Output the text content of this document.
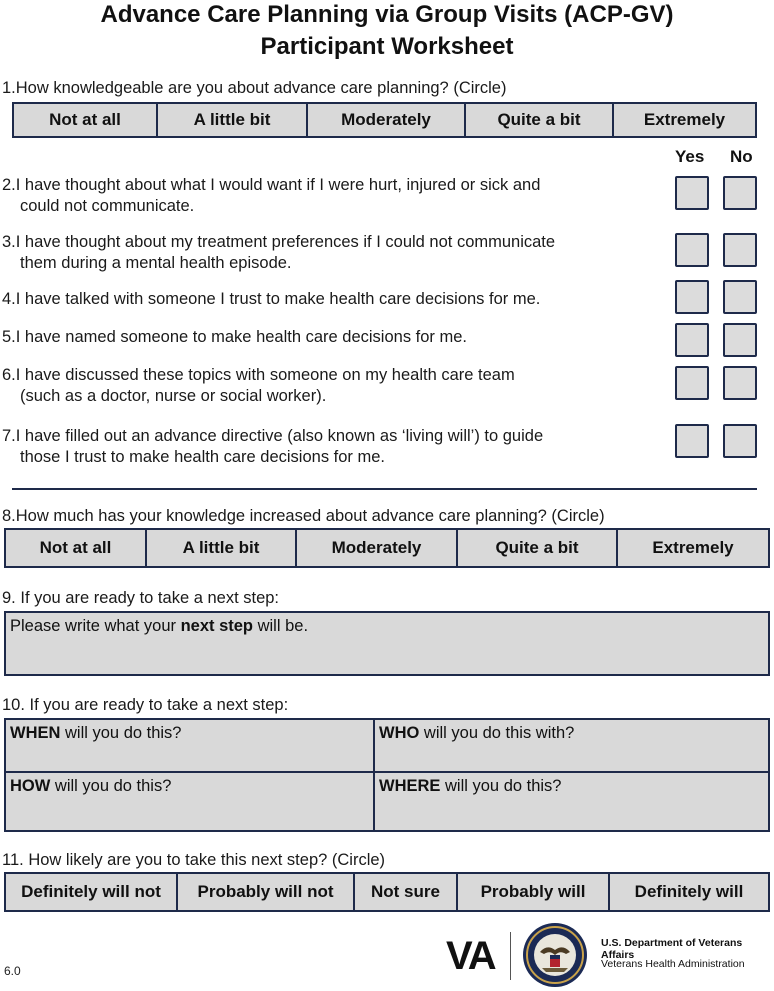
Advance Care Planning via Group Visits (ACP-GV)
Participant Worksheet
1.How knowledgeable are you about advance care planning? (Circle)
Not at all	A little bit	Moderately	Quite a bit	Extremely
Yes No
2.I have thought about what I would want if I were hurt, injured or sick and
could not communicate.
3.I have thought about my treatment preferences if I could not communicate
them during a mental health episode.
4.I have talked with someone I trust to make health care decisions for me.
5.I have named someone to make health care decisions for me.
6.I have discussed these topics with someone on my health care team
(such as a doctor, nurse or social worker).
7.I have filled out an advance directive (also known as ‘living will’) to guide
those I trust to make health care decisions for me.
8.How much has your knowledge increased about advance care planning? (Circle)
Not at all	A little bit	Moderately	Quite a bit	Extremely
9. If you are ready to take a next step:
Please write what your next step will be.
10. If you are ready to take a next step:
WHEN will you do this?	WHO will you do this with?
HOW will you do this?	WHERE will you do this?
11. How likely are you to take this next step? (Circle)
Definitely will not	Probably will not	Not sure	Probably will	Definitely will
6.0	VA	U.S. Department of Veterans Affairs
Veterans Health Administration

• **Work instructions**
Output all the records, word for word, with no pictures in the copy.

• **Solved problem**
Output the text content of this document.
Advance Care Planning via Group Visits (ACP-GV)
Participant Worksheet
1.How knowledgeable are you about advance care planning? (Circle)
Not at all	A little bit	Moderately	Quite a bit	Extremely
Yes No
2.I have thought about what I would want if I were hurt, injured or sick and
could not communicate.
3.I have thought about my treatment preferences if I could not communicate
them during a mental health episode.
4.I have talked with someone I trust to make health care decisions for me.
5.I have named someone to make health care decisions for me.
6.I have discussed these topics with someone on my health care team
(such as a doctor, nurse or social worker).
7.I have filled out an advance directive (also known as ‘living will’) to guide
those I trust to make health care decisions for me.
8.How much has your knowledge increased about advance care planning? (Circle)
Not at all	A little bit	Moderately	Quite a bit	Extremely
9. If you are ready to take a next step:
Please write what your next step will be.
10. If you are ready to take a next step:
WHEN will you do this?	WHO will you do this with?
HOW will you do this?	WHERE will you do this?
11. How likely are you to take this next step? (Circle)
Definitely will not	Probably will not	Not sure	Probably will	Definitely will
6.0	VA	U.S. Department of Veterans Affairs
Veterans Health Administration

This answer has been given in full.